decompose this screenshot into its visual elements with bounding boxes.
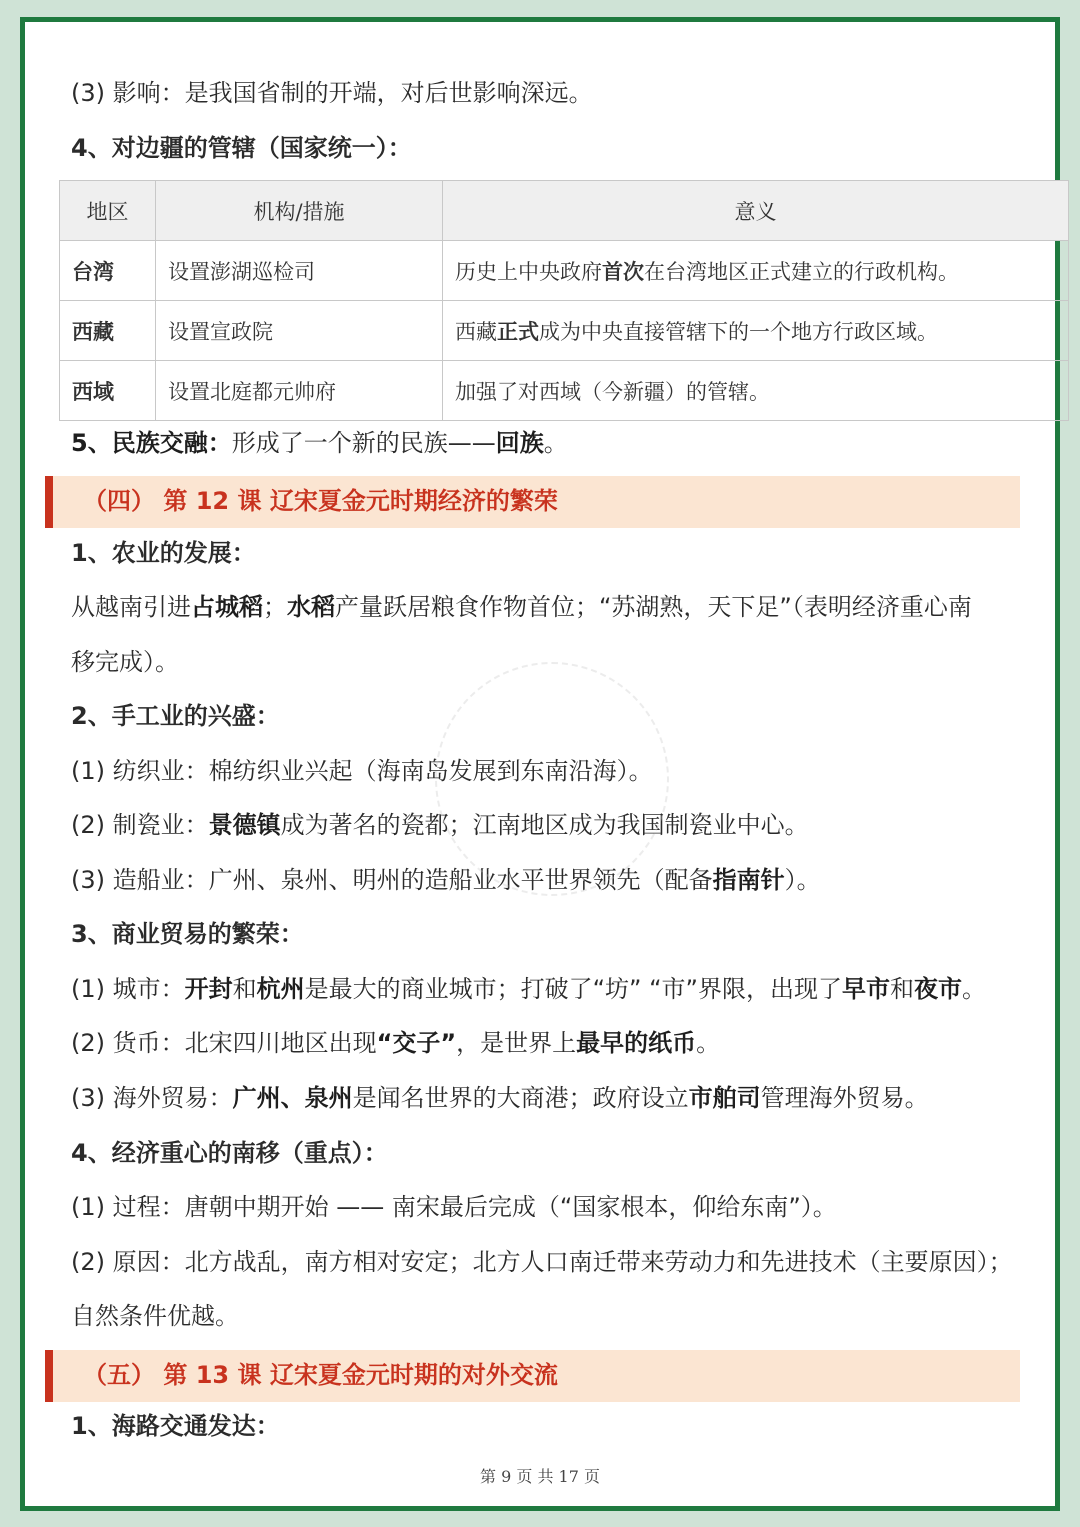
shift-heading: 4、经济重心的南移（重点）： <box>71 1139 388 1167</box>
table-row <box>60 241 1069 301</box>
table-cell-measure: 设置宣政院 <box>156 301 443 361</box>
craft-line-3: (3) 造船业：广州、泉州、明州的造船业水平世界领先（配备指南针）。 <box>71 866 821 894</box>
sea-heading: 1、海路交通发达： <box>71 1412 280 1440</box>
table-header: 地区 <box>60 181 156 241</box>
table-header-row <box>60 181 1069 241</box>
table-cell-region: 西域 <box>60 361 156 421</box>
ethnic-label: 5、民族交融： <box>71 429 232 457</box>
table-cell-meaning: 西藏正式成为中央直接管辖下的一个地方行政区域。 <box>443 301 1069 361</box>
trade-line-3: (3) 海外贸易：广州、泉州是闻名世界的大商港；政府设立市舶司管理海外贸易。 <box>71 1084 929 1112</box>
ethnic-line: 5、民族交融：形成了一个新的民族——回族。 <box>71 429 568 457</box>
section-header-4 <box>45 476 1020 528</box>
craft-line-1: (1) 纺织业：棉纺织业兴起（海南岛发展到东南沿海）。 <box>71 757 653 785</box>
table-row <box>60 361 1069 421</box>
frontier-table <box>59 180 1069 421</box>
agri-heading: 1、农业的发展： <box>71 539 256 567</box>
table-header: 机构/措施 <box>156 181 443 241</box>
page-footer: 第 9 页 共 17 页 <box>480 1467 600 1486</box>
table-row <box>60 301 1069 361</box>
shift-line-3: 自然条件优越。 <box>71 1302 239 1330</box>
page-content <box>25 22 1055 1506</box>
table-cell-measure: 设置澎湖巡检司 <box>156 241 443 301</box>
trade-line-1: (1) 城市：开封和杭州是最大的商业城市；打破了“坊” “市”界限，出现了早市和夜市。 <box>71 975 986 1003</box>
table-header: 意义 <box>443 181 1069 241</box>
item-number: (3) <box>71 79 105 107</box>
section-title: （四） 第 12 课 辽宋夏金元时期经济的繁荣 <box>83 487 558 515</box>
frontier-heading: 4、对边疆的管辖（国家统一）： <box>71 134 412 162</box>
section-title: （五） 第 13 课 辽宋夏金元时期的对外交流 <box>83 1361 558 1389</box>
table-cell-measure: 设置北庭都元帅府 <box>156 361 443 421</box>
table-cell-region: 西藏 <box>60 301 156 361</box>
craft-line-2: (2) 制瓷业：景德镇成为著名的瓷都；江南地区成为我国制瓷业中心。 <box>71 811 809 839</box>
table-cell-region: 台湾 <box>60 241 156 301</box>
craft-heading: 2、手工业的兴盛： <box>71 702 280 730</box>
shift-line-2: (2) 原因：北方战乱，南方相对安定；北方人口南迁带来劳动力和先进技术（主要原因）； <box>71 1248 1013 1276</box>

◇ ◇ ◇ ◇

◆ **SET TASK**
Copy out every line of the listing above without any changes, leaving out the pictures.

◆ **FULL RESPONSE**
decompose this screenshot into its visual elements with bounding boxes.
shift-heading: 4、经济重心的南移（重点）： <box>71 1139 388 1167</box>
table-row <box>60 241 1069 301</box>
table-cell-measure: 设置宣政院 <box>156 301 443 361</box>
craft-line-3: (3) 造船业：广州、泉州、明州的造船业水平世界领先（配备指南针）。 <box>71 866 821 894</box>
sea-heading: 1、海路交通发达： <box>71 1412 280 1440</box>
table-header: 地区 <box>60 181 156 241</box>
table-header-row <box>60 181 1069 241</box>
table-cell-region: 西域 <box>60 361 156 421</box>
ethnic-label: 5、民族交融： <box>71 429 232 457</box>
table-cell-meaning: 西藏正式成为中央直接管辖下的一个地方行政区域。 <box>443 301 1069 361</box>
trade-line-3: (3) 海外贸易：广州、泉州是闻名世界的大商港；政府设立市舶司管理海外贸易。 <box>71 1084 929 1112</box>
ethnic-line: 5、民族交融：形成了一个新的民族——回族。 <box>71 429 568 457</box>
section-header-4 <box>45 476 1020 528</box>
craft-line-1: (1) 纺织业：棉纺织业兴起（海南岛发展到东南沿海）。 <box>71 757 653 785</box>
table-row <box>60 361 1069 421</box>
frontier-table <box>59 180 1069 421</box>
agri-heading: 1、农业的发展： <box>71 539 256 567</box>
table-header: 机构/措施 <box>156 181 443 241</box>
page-footer: 第 9 页 共 17 页 <box>480 1467 600 1486</box>
table-row <box>60 301 1069 361</box>
shift-line-3: 自然条件优越。 <box>71 1302 239 1330</box>
page-content <box>25 22 1055 1506</box>
table-cell-measure: 设置澎湖巡检司 <box>156 241 443 301</box>
trade-line-1: (1) 城市：开封和杭州是最大的商业城市；打破了“坊” “市”界限，出现了早市和夜市。 <box>71 975 986 1003</box>
table-header: 意义 <box>443 181 1069 241</box>
item-number: (3) <box>71 79 105 107</box>
section-title: （四） 第 12 课 辽宋夏金元时期经济的繁荣 <box>83 487 558 515</box>
frontier-heading: 4、对边疆的管辖（国家统一）： <box>71 134 412 162</box>
section-title: （五） 第 13 课 辽宋夏金元时期的对外交流 <box>83 1361 558 1389</box>
table-cell-measure: 设置北庭都元帅府 <box>156 361 443 421</box>
table-cell-region: 西藏 <box>60 301 156 361</box>
craft-line-2: (2) 制瓷业：景德镇成为著名的瓷都；江南地区成为我国制瓷业中心。 <box>71 811 809 839</box>
table-cell-region: 台湾 <box>60 241 156 301</box>
craft-heading: 2、手工业的兴盛： <box>71 702 280 730</box>
shift-line-2: (2) 原因：北方战乱，南方相对安定；北方人口南迁带来劳动力和先进技术（主要原因）； <box>71 1248 1013 1276</box>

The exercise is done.